• **Work instructions**:
Copy each entry as it stands, leaving nothing out.

• **Records for this task**:
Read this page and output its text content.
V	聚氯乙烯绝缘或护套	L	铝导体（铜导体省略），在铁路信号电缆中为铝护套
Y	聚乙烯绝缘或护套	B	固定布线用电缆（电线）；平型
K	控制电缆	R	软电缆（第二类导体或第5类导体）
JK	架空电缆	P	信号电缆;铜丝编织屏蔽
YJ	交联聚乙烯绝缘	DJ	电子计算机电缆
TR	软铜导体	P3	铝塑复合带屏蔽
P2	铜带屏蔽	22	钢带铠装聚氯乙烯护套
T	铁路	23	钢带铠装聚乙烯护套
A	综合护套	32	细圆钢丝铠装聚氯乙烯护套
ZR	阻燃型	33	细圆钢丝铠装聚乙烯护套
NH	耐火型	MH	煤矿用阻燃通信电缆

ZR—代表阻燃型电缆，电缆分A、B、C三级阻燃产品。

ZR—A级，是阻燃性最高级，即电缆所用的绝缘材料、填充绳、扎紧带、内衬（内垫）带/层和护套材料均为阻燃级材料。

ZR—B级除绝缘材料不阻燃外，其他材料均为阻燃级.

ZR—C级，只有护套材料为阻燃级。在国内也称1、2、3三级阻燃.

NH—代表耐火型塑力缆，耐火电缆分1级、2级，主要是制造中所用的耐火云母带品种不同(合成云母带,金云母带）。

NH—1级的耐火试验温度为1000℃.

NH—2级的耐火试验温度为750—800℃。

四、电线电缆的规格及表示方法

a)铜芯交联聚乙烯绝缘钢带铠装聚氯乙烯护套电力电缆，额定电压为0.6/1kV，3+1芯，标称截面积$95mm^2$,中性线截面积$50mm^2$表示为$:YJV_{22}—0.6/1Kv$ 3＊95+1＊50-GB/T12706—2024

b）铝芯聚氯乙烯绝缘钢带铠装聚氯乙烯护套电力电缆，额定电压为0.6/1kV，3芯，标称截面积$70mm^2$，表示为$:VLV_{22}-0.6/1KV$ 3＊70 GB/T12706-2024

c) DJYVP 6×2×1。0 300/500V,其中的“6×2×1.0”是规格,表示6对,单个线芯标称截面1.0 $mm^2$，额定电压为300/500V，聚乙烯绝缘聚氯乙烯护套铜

• **Output of the exercise**:
Read this page and output its text content.
V	聚氯乙烯绝缘或护套	L	铝导体（铜导体省略），在铁路信号电缆中为铝护套
Y	聚乙烯绝缘或护套	B	固定布线用电缆（电线）；平型
K	控制电缆	R	软电缆（第二类导体或第5类导体）
JK	架空电缆	P	信号电缆;铜丝编织屏蔽
YJ	交联聚乙烯绝缘	DJ	电子计算机电缆
TR	软铜导体	P3	铝塑复合带屏蔽
P2	铜带屏蔽	22	钢带铠装聚氯乙烯护套
T	铁路	23	钢带铠装聚乙烯护套
A	综合护套	32	细圆钢丝铠装聚氯乙烯护套
ZR	阻燃型	33	细圆钢丝铠装聚乙烯护套
NH	耐火型	MH	煤矿用阻燃通信电缆

ZR—代表阻燃型电缆，电缆分A、B、C三级阻燃产品。

ZR—A级，是阻燃性最高级，即电缆所用的绝缘材料、填充绳、扎紧带、内衬（内垫）带/层和护套材料均为阻燃级材料。

ZR—B级除绝缘材料不阻燃外，其他材料均为阻燃级.

ZR—C级，只有护套材料为阻燃级。在国内也称1、2、3三级阻燃.

NH—代表耐火型塑力缆，耐火电缆分1级、2级，主要是制造中所用的耐火云母带品种不同(合成云母带,金云母带）。

NH—1级的耐火试验温度为1000℃.

NH—2级的耐火试验温度为750—800℃。

四、电线电缆的规格及表示方法

a)铜芯交联聚乙烯绝缘钢带铠装聚氯乙烯护套电力电缆，额定电压为0.6/1kV，3+1芯，标称截面积$95mm^2$,中性线截面积$50mm^2$表示为$:YJV_{22}—0.6/1Kv$ 3＊95+1＊50-GB/T12706—2024

b）铝芯聚氯乙烯绝缘钢带铠装聚氯乙烯护套电力电缆，额定电压为0.6/1kV，3芯，标称截面积$70mm^2$，表示为$:VLV_{22}-0.6/1KV$ 3＊70 GB/T12706-2024

c) DJYVP 6×2×1。0 300/500V,其中的“6×2×1.0”是规格,表示6对,单个线芯标称截面1.0 $mm^2$，额定电压为300/500V，聚乙烯绝缘聚氯乙烯护套铜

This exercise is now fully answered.